# TASK BRIEF
Using the data below, copy every line that contains the word "structured".

-- ENTRIES start --

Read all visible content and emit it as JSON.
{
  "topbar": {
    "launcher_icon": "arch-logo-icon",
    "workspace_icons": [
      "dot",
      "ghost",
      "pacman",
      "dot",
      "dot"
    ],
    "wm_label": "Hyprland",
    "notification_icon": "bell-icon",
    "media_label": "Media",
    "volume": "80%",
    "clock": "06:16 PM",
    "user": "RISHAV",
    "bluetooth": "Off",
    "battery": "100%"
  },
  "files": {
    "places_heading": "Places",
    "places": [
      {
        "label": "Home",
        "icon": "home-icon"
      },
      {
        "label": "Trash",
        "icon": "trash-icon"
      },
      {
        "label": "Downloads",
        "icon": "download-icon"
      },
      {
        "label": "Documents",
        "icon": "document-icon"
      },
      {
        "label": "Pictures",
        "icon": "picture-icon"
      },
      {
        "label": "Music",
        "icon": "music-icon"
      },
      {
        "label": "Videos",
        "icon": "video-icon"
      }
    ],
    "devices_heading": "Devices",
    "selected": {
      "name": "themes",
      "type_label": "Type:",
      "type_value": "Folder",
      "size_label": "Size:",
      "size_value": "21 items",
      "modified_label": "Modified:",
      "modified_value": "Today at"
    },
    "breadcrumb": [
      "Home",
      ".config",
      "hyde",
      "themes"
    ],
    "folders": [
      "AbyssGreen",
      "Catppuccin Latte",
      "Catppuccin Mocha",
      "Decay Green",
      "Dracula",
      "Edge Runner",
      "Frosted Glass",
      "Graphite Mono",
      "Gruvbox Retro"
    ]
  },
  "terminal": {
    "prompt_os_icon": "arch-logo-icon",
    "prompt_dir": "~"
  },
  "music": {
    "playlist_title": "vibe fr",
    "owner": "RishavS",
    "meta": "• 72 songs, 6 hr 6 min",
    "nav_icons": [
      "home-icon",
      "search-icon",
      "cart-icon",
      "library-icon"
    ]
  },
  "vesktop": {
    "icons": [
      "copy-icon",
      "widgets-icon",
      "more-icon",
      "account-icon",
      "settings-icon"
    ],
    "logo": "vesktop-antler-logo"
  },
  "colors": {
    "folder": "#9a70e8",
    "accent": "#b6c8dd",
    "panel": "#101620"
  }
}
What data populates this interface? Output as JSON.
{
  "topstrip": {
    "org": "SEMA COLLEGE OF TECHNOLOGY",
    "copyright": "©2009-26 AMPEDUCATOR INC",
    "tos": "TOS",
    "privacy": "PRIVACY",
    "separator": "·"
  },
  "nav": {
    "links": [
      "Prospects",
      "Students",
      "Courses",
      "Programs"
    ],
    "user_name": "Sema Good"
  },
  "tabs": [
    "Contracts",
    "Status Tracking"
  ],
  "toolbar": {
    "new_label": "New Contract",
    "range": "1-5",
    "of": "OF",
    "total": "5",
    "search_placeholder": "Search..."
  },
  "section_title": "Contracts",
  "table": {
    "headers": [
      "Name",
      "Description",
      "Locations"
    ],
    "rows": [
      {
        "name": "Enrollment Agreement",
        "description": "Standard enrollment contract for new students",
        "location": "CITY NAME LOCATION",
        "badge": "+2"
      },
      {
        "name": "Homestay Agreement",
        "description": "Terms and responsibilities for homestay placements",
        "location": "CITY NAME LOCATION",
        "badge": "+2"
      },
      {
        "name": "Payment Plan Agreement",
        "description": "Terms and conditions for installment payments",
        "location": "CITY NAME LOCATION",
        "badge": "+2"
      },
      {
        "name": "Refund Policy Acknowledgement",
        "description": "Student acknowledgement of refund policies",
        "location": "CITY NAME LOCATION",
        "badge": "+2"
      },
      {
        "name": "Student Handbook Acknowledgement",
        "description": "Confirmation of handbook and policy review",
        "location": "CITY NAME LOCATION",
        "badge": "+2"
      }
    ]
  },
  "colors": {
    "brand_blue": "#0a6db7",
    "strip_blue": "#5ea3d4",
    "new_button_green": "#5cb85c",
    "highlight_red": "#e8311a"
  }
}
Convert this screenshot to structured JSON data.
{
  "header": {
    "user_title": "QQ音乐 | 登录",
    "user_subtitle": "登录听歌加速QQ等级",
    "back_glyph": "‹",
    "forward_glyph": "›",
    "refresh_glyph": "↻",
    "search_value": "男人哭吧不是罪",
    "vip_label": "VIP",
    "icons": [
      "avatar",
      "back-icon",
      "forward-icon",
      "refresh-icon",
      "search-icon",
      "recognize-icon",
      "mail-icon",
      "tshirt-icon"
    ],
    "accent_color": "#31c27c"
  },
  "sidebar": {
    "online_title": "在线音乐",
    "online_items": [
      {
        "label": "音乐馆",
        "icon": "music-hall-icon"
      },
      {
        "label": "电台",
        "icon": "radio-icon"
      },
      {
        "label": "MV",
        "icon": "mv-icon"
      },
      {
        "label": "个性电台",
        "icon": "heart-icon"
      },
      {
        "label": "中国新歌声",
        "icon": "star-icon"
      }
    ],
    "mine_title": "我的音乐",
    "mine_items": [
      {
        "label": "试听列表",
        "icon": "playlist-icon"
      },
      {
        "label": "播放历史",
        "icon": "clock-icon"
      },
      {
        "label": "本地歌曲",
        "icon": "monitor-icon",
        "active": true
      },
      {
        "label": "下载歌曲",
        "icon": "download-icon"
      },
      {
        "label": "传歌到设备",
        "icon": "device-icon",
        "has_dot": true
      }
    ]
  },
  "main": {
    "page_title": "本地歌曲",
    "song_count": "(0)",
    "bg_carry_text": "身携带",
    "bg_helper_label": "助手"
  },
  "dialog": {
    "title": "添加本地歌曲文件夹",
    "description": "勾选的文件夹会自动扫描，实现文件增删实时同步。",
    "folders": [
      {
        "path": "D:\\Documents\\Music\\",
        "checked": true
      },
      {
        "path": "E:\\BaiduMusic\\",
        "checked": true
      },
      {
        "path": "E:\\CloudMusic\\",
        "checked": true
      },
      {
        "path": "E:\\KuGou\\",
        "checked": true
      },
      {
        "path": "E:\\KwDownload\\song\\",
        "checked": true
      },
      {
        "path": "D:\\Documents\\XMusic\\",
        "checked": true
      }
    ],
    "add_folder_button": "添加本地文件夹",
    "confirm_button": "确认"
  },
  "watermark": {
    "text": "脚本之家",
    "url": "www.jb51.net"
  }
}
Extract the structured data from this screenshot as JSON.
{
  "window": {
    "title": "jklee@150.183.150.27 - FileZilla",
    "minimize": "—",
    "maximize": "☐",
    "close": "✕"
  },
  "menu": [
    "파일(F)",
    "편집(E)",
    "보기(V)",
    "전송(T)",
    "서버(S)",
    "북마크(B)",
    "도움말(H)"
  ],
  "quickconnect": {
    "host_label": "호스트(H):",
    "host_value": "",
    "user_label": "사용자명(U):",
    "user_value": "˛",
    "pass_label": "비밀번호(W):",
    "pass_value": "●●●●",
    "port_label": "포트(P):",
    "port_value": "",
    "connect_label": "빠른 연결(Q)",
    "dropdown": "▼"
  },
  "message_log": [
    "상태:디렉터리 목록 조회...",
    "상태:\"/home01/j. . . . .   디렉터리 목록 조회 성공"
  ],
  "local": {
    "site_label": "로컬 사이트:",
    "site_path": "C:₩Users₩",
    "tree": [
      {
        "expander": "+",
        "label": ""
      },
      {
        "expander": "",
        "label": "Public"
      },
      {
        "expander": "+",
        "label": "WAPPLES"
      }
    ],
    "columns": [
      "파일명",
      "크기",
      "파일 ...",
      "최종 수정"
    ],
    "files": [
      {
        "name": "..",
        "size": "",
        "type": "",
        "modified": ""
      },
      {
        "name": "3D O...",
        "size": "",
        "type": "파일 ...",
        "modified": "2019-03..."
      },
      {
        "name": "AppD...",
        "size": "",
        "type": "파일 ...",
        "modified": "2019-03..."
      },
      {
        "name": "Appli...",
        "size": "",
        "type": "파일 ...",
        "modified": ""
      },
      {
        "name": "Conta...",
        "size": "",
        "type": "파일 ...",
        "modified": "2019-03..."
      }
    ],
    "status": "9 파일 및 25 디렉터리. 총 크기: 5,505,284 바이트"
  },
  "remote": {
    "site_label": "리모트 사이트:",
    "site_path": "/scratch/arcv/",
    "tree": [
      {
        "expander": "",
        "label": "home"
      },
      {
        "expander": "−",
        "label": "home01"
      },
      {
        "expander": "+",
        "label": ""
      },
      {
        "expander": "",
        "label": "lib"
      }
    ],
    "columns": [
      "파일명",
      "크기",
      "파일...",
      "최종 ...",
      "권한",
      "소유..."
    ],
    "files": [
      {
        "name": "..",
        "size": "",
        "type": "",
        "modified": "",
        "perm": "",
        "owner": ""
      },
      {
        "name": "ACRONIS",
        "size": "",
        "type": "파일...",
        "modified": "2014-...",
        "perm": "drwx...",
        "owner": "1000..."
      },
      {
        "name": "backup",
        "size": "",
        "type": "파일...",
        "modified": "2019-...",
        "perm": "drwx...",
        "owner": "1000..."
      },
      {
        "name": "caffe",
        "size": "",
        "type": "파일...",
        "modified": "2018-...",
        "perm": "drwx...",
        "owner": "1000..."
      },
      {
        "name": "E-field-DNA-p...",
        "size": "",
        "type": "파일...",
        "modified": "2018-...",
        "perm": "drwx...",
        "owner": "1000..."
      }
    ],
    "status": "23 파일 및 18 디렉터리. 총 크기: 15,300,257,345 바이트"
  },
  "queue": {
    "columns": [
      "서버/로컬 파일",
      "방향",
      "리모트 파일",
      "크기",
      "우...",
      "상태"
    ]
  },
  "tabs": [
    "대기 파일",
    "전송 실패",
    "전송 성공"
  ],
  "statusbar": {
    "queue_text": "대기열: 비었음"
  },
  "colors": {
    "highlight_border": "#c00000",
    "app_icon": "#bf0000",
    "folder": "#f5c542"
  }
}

-- ENTRIES end --

# RESULT OF THIS TASK
Convert this screenshot to structured JSON data.
Extract the structured data from this screenshot as JSON.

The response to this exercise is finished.